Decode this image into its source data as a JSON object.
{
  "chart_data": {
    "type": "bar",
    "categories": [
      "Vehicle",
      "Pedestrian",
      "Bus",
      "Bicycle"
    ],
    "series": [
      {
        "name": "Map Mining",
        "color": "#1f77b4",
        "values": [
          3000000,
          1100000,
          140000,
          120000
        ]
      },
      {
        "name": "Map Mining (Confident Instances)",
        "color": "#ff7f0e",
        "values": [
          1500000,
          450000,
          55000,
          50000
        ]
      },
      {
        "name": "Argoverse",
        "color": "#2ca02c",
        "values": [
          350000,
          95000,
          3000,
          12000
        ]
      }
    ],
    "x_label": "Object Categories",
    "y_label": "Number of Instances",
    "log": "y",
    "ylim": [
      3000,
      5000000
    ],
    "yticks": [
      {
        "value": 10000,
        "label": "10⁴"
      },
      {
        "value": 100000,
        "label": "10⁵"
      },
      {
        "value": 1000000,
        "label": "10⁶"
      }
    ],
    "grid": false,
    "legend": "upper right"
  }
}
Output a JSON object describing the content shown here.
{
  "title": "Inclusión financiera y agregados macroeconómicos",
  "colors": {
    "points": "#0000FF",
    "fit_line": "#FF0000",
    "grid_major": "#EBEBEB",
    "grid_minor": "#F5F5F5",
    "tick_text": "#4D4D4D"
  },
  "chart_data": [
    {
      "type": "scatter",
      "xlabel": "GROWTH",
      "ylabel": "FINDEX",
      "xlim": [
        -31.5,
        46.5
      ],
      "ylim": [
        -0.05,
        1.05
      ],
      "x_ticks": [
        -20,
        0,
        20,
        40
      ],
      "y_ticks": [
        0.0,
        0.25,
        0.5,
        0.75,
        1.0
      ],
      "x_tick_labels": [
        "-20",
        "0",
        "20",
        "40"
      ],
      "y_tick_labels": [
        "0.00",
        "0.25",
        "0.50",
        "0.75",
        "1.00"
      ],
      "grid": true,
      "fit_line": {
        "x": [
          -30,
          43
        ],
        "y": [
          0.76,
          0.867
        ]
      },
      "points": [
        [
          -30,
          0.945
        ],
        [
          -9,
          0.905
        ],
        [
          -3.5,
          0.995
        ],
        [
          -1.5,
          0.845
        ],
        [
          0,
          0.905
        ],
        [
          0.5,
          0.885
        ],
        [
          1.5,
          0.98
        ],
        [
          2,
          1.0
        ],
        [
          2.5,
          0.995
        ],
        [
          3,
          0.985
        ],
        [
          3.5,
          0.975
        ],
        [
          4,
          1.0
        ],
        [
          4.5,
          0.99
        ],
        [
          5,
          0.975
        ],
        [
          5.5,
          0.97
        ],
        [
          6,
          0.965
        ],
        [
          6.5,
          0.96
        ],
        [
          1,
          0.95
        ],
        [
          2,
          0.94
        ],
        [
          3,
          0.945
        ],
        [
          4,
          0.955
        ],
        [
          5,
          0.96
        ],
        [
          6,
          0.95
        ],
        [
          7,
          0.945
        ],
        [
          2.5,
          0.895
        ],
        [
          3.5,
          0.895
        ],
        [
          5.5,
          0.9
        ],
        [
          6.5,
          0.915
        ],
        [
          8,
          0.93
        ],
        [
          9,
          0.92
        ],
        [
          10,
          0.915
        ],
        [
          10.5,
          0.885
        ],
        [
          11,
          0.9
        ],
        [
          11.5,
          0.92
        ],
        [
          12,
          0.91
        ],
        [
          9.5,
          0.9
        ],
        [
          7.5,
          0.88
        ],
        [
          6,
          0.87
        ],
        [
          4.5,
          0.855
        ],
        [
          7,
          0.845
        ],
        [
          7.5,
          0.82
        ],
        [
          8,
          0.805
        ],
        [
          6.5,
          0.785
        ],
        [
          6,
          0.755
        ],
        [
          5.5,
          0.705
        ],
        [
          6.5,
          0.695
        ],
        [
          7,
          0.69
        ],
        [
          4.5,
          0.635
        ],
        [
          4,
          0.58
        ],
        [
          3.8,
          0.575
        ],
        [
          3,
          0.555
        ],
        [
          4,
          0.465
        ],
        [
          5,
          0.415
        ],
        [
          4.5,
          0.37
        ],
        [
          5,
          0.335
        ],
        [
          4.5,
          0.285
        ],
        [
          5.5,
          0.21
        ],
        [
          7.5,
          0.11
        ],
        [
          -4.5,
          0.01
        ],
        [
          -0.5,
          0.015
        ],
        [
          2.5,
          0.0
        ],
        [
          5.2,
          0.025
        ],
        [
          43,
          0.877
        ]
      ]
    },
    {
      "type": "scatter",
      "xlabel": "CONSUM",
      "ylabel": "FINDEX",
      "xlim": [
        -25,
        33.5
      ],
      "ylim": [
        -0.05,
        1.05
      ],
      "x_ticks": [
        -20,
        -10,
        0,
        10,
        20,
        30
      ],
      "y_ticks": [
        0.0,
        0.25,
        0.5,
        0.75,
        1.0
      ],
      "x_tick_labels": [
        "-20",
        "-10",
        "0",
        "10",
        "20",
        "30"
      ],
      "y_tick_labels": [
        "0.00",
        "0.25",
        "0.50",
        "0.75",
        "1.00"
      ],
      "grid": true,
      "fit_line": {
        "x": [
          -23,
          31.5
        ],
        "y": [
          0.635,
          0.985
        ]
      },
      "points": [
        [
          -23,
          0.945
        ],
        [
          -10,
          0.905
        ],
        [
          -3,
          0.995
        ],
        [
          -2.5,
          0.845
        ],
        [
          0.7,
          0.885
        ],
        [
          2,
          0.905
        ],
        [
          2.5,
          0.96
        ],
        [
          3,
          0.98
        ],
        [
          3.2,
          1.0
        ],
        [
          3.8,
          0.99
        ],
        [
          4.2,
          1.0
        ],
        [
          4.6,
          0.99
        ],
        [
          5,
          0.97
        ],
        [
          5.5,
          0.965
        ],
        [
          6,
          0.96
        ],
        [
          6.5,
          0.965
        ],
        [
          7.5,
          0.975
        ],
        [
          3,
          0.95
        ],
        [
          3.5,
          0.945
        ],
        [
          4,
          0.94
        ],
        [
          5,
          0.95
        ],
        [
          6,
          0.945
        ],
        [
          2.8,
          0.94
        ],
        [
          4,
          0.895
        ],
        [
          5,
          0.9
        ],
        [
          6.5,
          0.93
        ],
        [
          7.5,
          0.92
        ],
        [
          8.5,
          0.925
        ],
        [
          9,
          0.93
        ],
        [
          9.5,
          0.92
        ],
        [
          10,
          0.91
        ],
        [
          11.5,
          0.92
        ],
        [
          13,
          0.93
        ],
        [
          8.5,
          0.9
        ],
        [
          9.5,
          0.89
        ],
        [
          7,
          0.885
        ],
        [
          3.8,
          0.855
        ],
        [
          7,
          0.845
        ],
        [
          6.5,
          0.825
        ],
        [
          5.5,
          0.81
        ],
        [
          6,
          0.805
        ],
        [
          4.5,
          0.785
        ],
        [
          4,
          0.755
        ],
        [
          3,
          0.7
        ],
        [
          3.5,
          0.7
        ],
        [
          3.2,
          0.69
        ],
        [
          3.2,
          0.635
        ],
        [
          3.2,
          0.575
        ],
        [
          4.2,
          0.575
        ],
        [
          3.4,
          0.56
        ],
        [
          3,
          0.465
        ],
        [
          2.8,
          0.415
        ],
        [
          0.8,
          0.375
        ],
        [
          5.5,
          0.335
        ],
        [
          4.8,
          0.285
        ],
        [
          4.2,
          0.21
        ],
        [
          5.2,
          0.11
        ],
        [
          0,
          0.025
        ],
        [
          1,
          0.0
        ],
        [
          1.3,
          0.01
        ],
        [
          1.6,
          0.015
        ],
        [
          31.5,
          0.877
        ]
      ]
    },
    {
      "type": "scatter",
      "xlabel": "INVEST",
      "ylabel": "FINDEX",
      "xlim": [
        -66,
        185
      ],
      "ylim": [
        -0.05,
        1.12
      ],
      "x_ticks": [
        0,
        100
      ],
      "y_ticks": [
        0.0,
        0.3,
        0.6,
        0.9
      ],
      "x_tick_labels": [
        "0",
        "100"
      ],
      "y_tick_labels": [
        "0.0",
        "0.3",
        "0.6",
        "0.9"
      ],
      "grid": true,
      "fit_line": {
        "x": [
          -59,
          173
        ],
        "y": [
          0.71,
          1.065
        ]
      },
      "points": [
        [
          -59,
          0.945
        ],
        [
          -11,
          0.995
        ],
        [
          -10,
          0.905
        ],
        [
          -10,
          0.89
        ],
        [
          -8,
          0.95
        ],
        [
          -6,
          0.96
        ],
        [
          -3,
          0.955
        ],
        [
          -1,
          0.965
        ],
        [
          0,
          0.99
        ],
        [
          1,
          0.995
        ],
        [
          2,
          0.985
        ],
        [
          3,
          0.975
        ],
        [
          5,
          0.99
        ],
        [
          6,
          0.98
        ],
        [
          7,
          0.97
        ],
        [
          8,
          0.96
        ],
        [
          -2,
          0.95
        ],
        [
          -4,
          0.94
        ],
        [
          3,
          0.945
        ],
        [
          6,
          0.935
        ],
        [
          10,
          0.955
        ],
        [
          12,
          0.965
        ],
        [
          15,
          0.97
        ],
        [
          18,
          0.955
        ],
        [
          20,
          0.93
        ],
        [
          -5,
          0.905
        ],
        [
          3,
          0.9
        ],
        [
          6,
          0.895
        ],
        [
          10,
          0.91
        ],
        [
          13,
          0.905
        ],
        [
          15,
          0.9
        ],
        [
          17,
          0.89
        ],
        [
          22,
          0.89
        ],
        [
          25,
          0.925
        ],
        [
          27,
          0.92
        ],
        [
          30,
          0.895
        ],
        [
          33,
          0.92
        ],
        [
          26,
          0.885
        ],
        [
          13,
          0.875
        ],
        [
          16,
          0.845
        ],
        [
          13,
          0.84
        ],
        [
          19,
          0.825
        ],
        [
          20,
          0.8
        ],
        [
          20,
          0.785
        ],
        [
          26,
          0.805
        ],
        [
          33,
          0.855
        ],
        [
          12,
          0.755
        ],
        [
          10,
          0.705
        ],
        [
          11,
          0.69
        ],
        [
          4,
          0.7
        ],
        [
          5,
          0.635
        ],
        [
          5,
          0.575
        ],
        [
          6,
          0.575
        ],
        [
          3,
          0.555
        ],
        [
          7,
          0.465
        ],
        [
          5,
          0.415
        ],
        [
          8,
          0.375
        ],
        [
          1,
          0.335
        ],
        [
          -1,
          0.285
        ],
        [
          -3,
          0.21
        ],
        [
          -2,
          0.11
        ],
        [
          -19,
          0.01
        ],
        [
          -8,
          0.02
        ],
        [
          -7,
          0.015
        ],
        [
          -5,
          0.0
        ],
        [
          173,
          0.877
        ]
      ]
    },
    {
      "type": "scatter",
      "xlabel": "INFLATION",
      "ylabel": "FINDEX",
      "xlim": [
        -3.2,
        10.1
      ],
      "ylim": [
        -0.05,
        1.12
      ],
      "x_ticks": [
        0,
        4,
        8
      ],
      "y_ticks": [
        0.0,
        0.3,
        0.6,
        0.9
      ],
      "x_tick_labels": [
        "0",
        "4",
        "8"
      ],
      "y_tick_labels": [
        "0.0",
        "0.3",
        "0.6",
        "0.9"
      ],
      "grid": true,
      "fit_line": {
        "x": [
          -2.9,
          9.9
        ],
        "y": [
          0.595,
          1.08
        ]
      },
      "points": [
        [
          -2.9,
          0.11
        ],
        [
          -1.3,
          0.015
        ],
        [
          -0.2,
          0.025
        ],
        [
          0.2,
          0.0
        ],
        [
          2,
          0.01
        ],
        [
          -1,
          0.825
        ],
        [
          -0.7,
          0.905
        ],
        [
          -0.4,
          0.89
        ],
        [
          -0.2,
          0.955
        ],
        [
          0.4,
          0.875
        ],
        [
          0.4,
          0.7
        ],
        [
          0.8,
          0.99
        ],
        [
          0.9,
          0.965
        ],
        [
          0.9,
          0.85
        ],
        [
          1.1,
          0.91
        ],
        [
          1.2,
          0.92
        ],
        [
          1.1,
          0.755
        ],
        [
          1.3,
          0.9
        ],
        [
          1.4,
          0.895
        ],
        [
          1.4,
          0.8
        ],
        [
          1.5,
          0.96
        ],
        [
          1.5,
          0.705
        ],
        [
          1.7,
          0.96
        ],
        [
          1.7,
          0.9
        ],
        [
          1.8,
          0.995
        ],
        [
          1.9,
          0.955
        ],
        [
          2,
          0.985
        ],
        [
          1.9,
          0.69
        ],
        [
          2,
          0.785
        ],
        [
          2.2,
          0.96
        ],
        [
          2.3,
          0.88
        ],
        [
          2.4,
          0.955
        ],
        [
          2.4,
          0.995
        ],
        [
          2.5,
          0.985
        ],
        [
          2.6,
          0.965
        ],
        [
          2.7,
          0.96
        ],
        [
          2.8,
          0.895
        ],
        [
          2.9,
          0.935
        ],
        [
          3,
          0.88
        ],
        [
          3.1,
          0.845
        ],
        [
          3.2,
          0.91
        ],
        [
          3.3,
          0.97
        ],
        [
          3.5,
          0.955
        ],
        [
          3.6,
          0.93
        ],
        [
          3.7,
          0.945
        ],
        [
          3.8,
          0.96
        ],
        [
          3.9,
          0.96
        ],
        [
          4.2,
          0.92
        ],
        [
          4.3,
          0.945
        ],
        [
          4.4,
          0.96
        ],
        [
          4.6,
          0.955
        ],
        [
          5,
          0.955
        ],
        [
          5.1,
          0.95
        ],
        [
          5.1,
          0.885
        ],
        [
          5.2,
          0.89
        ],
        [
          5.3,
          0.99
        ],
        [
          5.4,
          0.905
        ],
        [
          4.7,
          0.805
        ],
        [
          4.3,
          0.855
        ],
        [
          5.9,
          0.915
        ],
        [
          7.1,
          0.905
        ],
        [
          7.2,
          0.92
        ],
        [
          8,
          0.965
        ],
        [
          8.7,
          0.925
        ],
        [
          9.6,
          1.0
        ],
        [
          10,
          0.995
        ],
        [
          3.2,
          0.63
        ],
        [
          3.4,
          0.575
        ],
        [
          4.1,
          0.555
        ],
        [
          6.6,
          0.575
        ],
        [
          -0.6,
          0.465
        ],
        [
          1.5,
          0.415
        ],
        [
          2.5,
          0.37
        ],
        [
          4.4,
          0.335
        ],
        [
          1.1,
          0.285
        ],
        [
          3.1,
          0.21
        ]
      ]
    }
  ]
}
----
From the entries above, collect every line with the string "name" in it.

• _FINISHED EXERCISE_:
        "name": "Map Mining",
        "name": "Map Mining (Confident Instances)",
        "name": "Argoverse",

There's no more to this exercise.